**Task brief:**
For every line in the data below that contains "Windows", copy the line.

**Data for this exercise:**
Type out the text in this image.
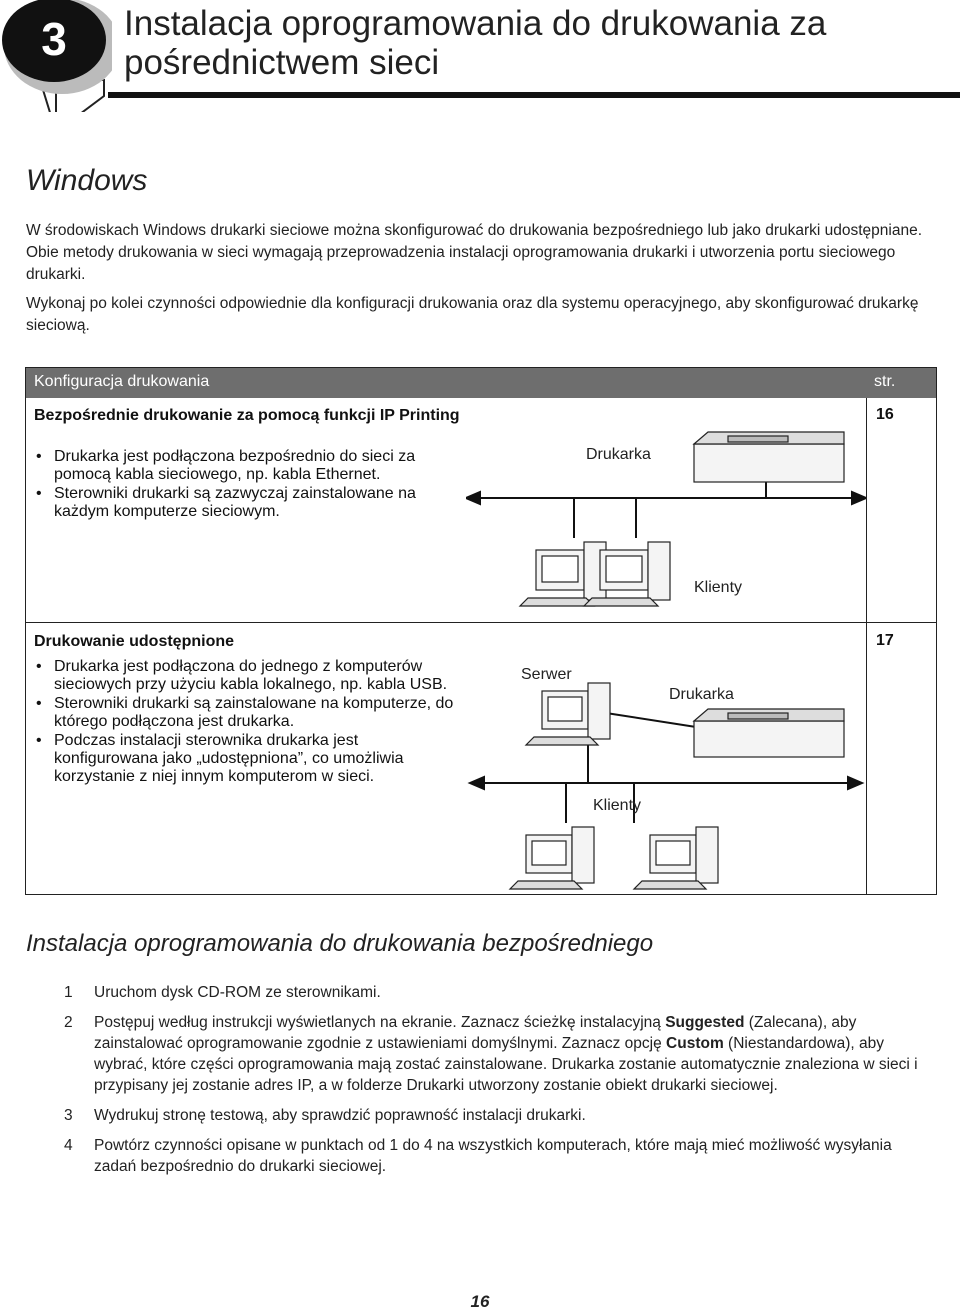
3	Instalacja oprogramowania do drukowania za pośrednictwem sieci
Windows
W środowiskach Windows drukarki sieciowe można skonfigurować do drukowania bezpośredniego lub jako drukarki udostępniane. Obie metody drukowania w sieci wymagają przeprowadzenia instalacji oprogramowania drukarki i utworzenia portu sieciowego drukarki.
Wykonaj po kolei czynności odpowiednie dla konfiguracji drukowania oraz dla systemu operacyjnego, aby skonfigurować drukarkę sieciową.
Konfiguracja drukowania	str.
Bezpośrednie drukowanie za pomocą funkcji IP Printing
• Drukarka jest podłączona bezpośrednio do sieci za pomocą kabla sieciowego, np. kabla Ethernet.
• Sterowniki drukarki są zazwyczaj zainstalowane na każdym komputerze sieciowym.
16
Drukarka
Klienty
Drukowanie udostępnione
• Drukarka jest podłączona do jednego z komputerów sieciowych przy użyciu kabla lokalnego, np. kabla USB.
• Sterowniki drukarki są zainstalowane na komputerze, do którego podłączona jest drukarka.
• Podczas instalacji sterownika drukarka jest konfigurowana jako „udostępniona”, co umożliwia korzystanie z niej innym komputerom w sieci.
17
Serwer
Drukarka
Klienty
Instalacja oprogramowania do drukowania bezpośredniego
1 Uruchom dysk CD-ROM ze sterownikami.
2 Postępuj według instrukcji wyświetlanych na ekranie. Zaznacz ścieżkę instalacyjną Suggested (Zalecana), aby zainstalować oprogramowanie zgodnie z ustawieniami domyślnymi. Zaznacz opcję Custom (Niestandardowa), aby wybrać, które części oprogramowania mają zostać zainstalowane. Drukarka zostanie automatycznie znaleziona w sieci i przypisany jej zostanie adres IP, a w folderze Drukarki utworzony zostanie obiekt drukarki sieciowej.
3 Wydrukuj stronę testową, aby sprawdzić poprawność instalacji drukarki.
4 Powtórz czynności opisane w punktach od 1 do 4 na wszystkich komputerach, które mają mieć możliwość wysyłania zadań bezpośrednio do drukarki sieciowej.
16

**Solution for this problem:**
Windows
W środowiskach Windows drukarki sieciowe można skonfigurować do drukowania bezpośredniego lub jako drukarki udostępniane. Obie metody drukowania w sieci wymagają przeprowadzenia instalacji oprogramowania drukarki i utworzenia portu sieciowego drukarki.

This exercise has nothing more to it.